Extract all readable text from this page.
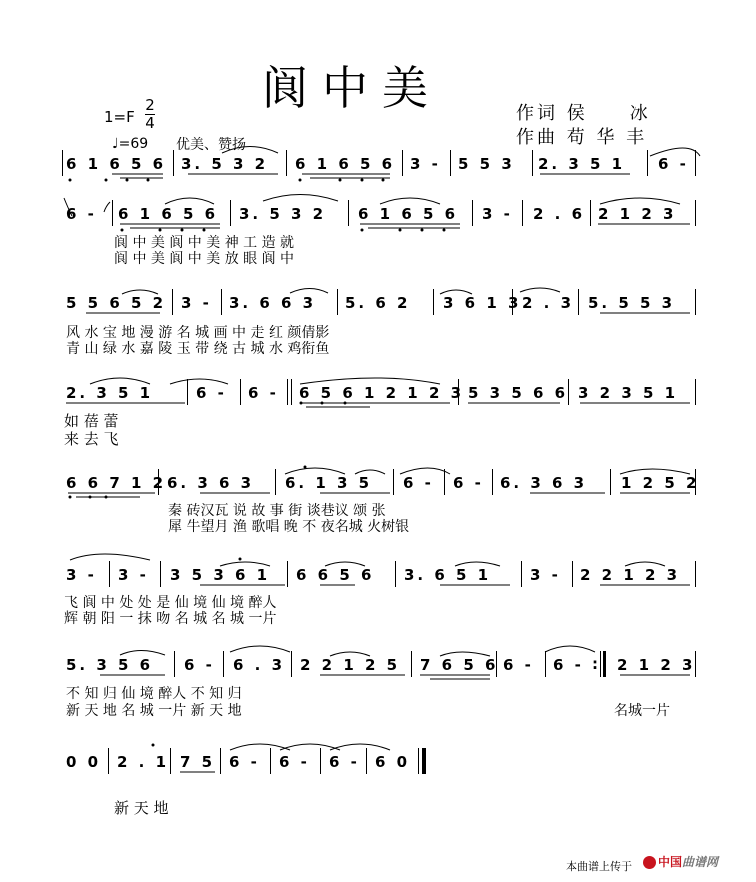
阆中美
1=F
2
4
♩=69 优美、赞扬
作词 侯　　冰
作曲 苟 华 丰
6 1 6 5 6 3. 5 3 2 6 1 6 5 6 3 - 5 5 3 2. 3 5 1 6 -
6 - 6 1 6 5 6 3. 5 3 2 6 1 6 5 6 3 - 2 . 6 2 1 2 3
阆 中 美 阆 中 美 神 工 造 就
阆 中 美 阆 中 美 放 眼 阆 中
5 5 6 5 2 3 - 3. 6 6 3 5. 6 2 3 6 1 3 2 . 3 5. 5 5 3
风 水 宝 地 漫 游 名 城 画 中 走 红 颜倩影
青 山 绿 水 嘉 陵 玉 带 绕 古 城 水 鸡衔鱼
2. 3 5 1	6 - 6 - 6 5 6 1 2 1 2 3 5 3 5 6 6 3 2 3 5 1
如 蓓 蕾
来 去 飞
6 6 7 1 2 6. 3 6 3 6. 1 3 5 6 - 6 - 6. 3 6 3 1 2 5 2
秦 砖汉瓦 说 故 事 街 谈巷议 颂 张
犀 牛望月 渔 歌唱 晚 不 夜名城 火树银
3 - 3 - 3 5 3 6 1 6 6 5 6 3. 6 5 1	3 - 2 2 1 2 3
飞 阆 中 处 处 是 仙 境 仙 境 醉人
辉 朝 阳 一 抹 吻 名 城 名 城 一片
5. 3 5 6 6 - 6 . 3 2 2 1 2 5 7 6 5 6 6 - 6 - : 2 1 2 3
不 知 归 仙 境 醉人 不 知 归
新 天 地 名 城 一片 新 天 地	名城一片
0 0 2 . 1 7 5 6 - 6 - 6 - 6 0
新 天 地
本曲谱上传于	中国曲谱网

What to work on:
Transcribe all entries above exactly. Drop the pictures.

Task result:
Extract all readable text from this page.
阆中美
1=F
2
4
♩=69 优美、赞扬
作词 侯　　冰
作曲 苟 华 丰
6 1 6 5 6 3. 5 3 2 6 1 6 5 6 3 - 5 5 3 2. 3 5 1 6 -
6 - 6 1 6 5 6 3. 5 3 2 6 1 6 5 6 3 - 2 . 6 2 1 2 3
阆 中 美 阆 中 美 神 工 造 就
阆 中 美 阆 中 美 放 眼 阆 中
5 5 6 5 2 3 - 3. 6 6 3 5. 6 2 3 6 1 3 2 . 3 5. 5 5 3
风 水 宝 地 漫 游 名 城 画 中 走 红 颜倩影
青 山 绿 水 嘉 陵 玉 带 绕 古 城 水 鸡衔鱼
2. 3 5 1	6 - 6 - 6 5 6 1 2 1 2 3 5 3 5 6 6 3 2 3 5 1
如 蓓 蕾
来 去 飞
6 6 7 1 2 6. 3 6 3 6. 1 3 5 6 - 6 - 6. 3 6 3 1 2 5 2
秦 砖汉瓦 说 故 事 街 谈巷议 颂 张
犀 牛望月 渔 歌唱 晚 不 夜名城 火树银
3 - 3 - 3 5 3 6 1 6 6 5 6 3. 6 5 1	3 - 2 2 1 2 3
飞 阆 中 处 处 是 仙 境 仙 境 醉人
辉 朝 阳 一 抹 吻 名 城 名 城 一片
5. 3 5 6 6 - 6 . 3 2 2 1 2 5 7 6 5 6 6 - 6 - : 2 1 2 3
不 知 归 仙 境 醉人 不 知 归
新 天 地 名 城 一片 新 天 地	名城一片
0 0 2 . 1 7 5 6 - 6 - 6 - 6 0
新 天 地
本曲谱上传于	中国曲谱网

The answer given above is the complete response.